* **What you need to do**
Can you repeat the worked vector problems below in full, word for word?

* **Passage given**

++++++++++

THEORY PROBLEMS AND SOLUTIONS IN VECTOR

Question 1 :

If D and E are the midpoints of the sides AB and AC of a triangle ABC, prove that BE vector + DC vector = (3/2) BC vector.

Solution :

OA vector  =  a vector,

OB vector  =  b vector,

OC vector =  c vector

Since D is the midpoint of the side AB,

OD vector  =  (a vector + b vector)/2

Since E is the midpoint of the side AC,

OE vector  =  (a vector + c vector)/2

BE vector  =  OE vector - OB vector

= [(a vector + c vector)/2] - b vector

=  (a vector + c vector - 2b vector)/2   ----(1)

DC vector  =  OC vector - OD vector

= c vector - [(a vector + b vector)/2]

=  (2c vector - a vector - b vector)/2  -----(2)

(1) + (2)

  =  (a vector+c vector-2b vector)+(2c vector-a vector-b vector) / 2

  =  (-3b vector + 3c vector) / 2

  =  (3/2) (c vector - b vector)

  =  (3/2) (OC vector - OB vector)

  =  (3/2)  BC vector 

Hence it is proved.

Question 2 :

Prove that the line segment joining the midpoints of two sides of a triangle is parallel to the third side whose length is half of the length of the third side.

Solution :

In triangle ADE,

AD vector + DE vector  =  AE vector

DE vector  =  AE vector - AD vector   ---(1)

++++++++++

* **Data provided**

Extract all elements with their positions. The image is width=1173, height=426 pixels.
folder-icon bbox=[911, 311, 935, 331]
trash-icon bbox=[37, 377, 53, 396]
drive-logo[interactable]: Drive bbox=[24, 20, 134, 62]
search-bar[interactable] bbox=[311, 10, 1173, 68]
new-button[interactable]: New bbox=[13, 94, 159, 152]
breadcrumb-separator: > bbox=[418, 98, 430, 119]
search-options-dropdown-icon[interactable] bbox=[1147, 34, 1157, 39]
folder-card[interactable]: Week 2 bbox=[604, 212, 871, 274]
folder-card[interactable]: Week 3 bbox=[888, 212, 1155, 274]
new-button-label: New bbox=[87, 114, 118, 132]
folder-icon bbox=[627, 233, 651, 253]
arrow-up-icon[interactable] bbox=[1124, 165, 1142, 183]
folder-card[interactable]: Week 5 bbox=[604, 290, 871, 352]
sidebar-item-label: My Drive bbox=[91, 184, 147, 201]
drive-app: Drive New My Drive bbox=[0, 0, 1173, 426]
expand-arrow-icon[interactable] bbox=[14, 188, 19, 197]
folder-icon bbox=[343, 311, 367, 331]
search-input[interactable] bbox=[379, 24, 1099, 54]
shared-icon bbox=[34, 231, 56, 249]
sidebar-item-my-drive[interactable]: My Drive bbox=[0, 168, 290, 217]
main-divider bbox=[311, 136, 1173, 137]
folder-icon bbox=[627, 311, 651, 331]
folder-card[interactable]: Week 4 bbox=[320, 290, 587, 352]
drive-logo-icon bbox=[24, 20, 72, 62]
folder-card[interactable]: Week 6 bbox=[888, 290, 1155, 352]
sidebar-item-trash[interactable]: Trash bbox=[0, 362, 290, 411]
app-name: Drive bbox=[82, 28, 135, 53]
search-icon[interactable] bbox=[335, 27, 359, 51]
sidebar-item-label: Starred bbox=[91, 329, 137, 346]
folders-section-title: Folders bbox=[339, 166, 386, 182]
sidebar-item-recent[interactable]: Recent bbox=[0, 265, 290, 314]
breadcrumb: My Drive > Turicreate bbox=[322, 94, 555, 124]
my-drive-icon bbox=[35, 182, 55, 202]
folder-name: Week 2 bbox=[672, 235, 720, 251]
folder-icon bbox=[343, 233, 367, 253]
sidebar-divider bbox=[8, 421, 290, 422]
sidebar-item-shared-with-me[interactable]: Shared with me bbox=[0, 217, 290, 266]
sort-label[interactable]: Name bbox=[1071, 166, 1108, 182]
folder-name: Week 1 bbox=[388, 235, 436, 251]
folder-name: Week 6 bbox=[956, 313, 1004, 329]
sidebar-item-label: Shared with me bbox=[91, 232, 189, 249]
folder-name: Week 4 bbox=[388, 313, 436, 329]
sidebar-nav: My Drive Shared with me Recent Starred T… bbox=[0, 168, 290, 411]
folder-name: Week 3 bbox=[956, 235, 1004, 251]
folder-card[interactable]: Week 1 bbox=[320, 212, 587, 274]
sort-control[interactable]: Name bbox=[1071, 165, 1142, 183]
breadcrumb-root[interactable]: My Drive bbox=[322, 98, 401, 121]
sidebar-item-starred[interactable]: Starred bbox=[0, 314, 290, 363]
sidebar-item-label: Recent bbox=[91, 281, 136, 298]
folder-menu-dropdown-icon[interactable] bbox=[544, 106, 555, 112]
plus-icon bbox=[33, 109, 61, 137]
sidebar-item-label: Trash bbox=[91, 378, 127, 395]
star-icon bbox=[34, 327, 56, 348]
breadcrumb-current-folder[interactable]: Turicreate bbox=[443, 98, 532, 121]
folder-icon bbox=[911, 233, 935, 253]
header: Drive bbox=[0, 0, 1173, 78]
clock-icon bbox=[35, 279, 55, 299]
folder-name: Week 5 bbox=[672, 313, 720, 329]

++++++++++

* **Response**
THEORY PROBLEMS AND SOLUTIONS IN VECTOR

Question 1 :

If D and E are the midpoints of the sides AB and AC of a triangle ABC, prove that BE vector + DC vector = (3/2) BC vector.

Solution :

OA vector  =  a vector,

OB vector  =  b vector,

OC vector =  c vector

Since D is the midpoint of the side AB,

OD vector  =  (a vector + b vector)/2

Since E is the midpoint of the side AC,

OE vector  =  (a vector + c vector)/2

BE vector  =  OE vector - OB vector

= [(a vector + c vector)/2] - b vector

=  (a vector + c vector - 2b vector)/2   ----(1)

DC vector  =  OC vector - OD vector

= c vector - [(a vector + b vector)/2]

=  (2c vector - a vector - b vector)/2  -----(2)

(1) + (2)

  =  (a vector+c vector-2b vector)+(2c vector-a vector-b vector) / 2

  =  (-3b vector + 3c vector) / 2

  =  (3/2) (c vector - b vector)

  =  (3/2) (OC vector - OB vector)

  =  (3/2)  BC vector 

Hence it is proved.

Question 2 :

Prove that the line segment joining the midpoints of two sides of a triangle is parallel to the third side whose length is half of the length of the third side.

Solution :

In triangle ADE,

AD vector + DE vector  =  AE vector

DE vector  =  AE vector - AD vector   ---(1)